*Brief*. Exact reproduction is required for all entries.
Start of Information shown
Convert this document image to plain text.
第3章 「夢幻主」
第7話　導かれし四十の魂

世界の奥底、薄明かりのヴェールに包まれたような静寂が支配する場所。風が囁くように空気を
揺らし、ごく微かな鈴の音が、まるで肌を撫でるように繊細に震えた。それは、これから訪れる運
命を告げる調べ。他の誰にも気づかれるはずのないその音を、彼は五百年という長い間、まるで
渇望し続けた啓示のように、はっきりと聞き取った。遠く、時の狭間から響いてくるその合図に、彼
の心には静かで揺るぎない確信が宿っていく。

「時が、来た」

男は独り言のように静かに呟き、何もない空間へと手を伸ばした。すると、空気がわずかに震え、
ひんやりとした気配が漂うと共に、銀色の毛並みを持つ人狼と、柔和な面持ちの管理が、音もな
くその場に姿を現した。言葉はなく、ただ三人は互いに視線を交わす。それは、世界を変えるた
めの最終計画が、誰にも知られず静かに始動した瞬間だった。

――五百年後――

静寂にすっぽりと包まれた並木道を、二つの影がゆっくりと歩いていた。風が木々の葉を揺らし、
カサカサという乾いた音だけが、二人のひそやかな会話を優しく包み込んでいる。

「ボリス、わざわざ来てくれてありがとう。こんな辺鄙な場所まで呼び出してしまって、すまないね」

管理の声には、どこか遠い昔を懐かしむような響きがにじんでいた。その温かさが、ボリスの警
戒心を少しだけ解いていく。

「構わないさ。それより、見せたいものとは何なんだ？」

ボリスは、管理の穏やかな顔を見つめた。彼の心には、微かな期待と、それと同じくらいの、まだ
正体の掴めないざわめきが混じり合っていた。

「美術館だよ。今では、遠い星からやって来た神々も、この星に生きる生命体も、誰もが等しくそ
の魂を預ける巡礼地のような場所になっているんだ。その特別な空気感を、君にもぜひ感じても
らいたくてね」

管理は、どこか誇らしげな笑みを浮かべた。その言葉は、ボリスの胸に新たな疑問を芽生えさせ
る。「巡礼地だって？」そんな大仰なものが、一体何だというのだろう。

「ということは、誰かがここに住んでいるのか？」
End of Information shown
*Written solution*.
Convert this document image to plain text.
第3章 「夢幻主」
第7話　導かれし四十の魂

世界の奥底、薄明かりのヴェールに包まれたような静寂が支配する場所。風が囁くように空気を
揺らし、ごく微かな鈴の音が、まるで肌を撫でるように繊細に震えた。それは、これから訪れる運
命を告げる調べ。他の誰にも気づかれるはずのないその音を、彼は五百年という長い間、まるで
渇望し続けた啓示のように、はっきりと聞き取った。遠く、時の狭間から響いてくるその合図に、彼
の心には静かで揺るぎない確信が宿っていく。

「時が、来た」

男は独り言のように静かに呟き、何もない空間へと手を伸ばした。すると、空気がわずかに震え、
ひんやりとした気配が漂うと共に、銀色の毛並みを持つ人狼と、柔和な面持ちの管理が、音もな
くその場に姿を現した。言葉はなく、ただ三人は互いに視線を交わす。それは、世界を変えるた
めの最終計画が、誰にも知られず静かに始動した瞬間だった。

――五百年後――

静寂にすっぽりと包まれた並木道を、二つの影がゆっくりと歩いていた。風が木々の葉を揺らし、
カサカサという乾いた音だけが、二人のひそやかな会話を優しく包み込んでいる。

「ボリス、わざわざ来てくれてありがとう。こんな辺鄙な場所まで呼び出してしまって、すまないね」

管理の声には、どこか遠い昔を懐かしむような響きがにじんでいた。その温かさが、ボリスの警
戒心を少しだけ解いていく。

「構わないさ。それより、見せたいものとは何なんだ？」

ボリスは、管理の穏やかな顔を見つめた。彼の心には、微かな期待と、それと同じくらいの、まだ
正体の掴めないざわめきが混じり合っていた。

「美術館だよ。今では、遠い星からやって来た神々も、この星に生きる生命体も、誰もが等しくそ
の魂を預ける巡礼地のような場所になっているんだ。その特別な空気感を、君にもぜひ感じても
らいたくてね」

管理は、どこか誇らしげな笑みを浮かべた。その言葉は、ボリスの胸に新たな疑問を芽生えさせ
る。「巡礼地だって？」そんな大仰なものが、一体何だというのだろう。

「ということは、誰かがここに住んでいるのか？」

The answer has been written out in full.